#### Records provided ####

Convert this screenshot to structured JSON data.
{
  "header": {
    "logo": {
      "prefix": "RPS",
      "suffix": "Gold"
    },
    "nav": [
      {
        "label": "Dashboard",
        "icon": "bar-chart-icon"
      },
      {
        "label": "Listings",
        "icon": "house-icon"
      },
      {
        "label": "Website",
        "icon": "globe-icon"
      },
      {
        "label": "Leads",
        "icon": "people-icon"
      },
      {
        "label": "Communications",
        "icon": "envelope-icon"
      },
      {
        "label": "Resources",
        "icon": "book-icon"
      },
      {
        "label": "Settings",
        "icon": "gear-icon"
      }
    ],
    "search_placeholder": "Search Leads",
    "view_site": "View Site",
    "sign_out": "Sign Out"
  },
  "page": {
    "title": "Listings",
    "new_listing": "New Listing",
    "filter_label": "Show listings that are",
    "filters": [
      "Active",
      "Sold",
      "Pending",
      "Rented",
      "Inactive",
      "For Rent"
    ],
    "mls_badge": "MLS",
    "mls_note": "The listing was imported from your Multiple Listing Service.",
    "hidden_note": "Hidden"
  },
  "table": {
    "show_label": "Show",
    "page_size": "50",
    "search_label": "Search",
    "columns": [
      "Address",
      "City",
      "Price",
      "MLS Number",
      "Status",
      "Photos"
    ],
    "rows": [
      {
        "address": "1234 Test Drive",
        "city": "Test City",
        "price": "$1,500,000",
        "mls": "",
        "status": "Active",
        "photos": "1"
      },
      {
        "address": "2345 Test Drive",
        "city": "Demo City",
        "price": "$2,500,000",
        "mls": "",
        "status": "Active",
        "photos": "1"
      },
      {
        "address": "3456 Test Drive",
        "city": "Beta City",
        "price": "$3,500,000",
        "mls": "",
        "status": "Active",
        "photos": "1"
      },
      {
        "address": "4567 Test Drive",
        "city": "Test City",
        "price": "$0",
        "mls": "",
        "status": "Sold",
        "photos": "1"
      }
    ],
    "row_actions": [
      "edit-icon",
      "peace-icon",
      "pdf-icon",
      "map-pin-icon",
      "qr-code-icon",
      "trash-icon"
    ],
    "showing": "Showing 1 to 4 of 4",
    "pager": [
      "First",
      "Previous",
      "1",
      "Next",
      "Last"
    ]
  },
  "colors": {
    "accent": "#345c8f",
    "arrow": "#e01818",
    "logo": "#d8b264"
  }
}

####

Aim of the task: Gather each line in these records that contains the string "Leads".

Correct response:
        "label": "Leads",
    "search_placeholder": "Search Leads",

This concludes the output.